■ Data supplied ■
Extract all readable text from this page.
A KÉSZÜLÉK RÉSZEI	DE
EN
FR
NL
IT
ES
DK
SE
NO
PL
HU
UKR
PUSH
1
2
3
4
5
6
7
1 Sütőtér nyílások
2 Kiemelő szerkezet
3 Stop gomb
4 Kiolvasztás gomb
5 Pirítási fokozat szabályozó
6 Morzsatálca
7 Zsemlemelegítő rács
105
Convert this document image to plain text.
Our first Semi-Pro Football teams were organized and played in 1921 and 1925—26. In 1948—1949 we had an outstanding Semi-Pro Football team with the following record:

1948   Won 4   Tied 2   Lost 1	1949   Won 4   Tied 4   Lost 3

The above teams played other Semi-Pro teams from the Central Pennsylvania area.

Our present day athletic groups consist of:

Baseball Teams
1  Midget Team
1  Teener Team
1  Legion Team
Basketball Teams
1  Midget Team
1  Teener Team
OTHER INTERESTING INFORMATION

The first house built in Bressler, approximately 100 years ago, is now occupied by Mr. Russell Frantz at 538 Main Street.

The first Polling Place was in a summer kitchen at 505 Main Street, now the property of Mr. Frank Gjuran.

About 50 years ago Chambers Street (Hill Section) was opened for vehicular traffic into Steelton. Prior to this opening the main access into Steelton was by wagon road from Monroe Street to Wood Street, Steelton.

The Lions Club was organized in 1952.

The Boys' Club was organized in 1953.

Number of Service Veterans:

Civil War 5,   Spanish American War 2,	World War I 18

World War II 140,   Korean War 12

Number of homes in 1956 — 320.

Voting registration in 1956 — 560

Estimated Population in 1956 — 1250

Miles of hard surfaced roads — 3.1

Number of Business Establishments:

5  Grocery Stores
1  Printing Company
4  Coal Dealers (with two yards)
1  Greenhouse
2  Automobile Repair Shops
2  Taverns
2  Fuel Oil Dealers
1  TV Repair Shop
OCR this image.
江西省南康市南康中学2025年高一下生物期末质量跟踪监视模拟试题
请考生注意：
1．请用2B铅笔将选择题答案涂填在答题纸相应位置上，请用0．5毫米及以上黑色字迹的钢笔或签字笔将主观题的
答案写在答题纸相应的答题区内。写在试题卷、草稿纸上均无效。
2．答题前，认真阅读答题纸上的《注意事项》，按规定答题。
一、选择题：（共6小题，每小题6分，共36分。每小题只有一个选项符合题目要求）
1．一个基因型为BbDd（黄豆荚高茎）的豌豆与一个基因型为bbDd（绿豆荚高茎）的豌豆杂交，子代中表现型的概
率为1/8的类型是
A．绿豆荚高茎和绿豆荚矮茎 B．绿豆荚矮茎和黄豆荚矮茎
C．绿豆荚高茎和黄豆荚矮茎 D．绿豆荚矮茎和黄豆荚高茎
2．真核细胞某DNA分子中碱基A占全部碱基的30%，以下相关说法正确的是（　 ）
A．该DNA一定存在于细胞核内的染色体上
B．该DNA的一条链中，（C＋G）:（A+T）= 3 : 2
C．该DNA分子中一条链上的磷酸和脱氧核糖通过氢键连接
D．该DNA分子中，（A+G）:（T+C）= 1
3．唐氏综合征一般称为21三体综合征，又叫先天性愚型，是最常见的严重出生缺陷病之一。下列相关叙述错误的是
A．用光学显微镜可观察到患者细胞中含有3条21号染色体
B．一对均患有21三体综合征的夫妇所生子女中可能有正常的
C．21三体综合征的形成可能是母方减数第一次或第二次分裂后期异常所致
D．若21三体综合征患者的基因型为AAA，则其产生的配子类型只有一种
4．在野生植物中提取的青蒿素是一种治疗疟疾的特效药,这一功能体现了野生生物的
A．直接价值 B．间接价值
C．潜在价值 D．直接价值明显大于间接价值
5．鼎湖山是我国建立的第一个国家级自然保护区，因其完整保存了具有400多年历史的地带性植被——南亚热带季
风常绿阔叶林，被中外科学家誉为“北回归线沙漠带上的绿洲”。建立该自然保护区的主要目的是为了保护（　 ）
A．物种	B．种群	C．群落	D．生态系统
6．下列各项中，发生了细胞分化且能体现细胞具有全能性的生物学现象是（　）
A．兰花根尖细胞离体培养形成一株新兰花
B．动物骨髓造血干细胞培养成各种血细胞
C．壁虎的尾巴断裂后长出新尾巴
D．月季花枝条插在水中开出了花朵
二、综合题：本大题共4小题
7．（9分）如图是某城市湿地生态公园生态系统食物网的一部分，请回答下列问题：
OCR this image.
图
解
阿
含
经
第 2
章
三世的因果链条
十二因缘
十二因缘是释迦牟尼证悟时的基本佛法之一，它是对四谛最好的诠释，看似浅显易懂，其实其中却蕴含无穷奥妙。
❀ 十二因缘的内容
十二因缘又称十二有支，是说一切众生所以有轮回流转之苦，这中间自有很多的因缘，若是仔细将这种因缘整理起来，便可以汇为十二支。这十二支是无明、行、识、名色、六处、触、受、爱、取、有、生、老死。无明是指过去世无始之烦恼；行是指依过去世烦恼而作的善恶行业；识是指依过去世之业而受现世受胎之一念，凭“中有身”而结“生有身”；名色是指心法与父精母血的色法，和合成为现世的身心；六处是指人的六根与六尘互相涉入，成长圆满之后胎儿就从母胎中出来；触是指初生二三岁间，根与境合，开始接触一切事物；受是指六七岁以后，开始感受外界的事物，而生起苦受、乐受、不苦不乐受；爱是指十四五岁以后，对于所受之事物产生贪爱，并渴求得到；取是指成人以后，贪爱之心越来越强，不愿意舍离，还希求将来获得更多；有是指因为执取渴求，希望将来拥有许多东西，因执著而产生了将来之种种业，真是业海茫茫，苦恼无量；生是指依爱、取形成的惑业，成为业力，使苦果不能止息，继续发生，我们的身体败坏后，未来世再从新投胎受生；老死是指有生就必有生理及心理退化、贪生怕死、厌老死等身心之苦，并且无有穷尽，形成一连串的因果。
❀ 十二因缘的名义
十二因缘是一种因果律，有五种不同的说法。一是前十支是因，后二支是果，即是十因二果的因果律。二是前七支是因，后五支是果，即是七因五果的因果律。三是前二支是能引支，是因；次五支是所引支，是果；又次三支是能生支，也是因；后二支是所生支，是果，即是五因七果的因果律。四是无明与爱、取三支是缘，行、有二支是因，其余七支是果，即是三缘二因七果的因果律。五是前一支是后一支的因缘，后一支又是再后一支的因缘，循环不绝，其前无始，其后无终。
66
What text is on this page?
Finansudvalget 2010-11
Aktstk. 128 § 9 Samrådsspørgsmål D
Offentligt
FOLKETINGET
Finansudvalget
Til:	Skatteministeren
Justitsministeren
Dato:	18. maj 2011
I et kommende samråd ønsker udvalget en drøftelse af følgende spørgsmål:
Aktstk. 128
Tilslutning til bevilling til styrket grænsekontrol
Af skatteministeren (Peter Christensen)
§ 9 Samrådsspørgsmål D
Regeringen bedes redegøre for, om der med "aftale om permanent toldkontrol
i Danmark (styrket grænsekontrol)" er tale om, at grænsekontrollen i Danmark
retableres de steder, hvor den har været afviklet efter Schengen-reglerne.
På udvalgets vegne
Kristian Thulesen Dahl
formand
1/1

■ Given task ■
In the material above, find each line that contains the word "Number", and select it.

■ Solution to this task ■
Number of Service Veterans:
Number of homes in 1956 — 320.
Number of Business Establishments:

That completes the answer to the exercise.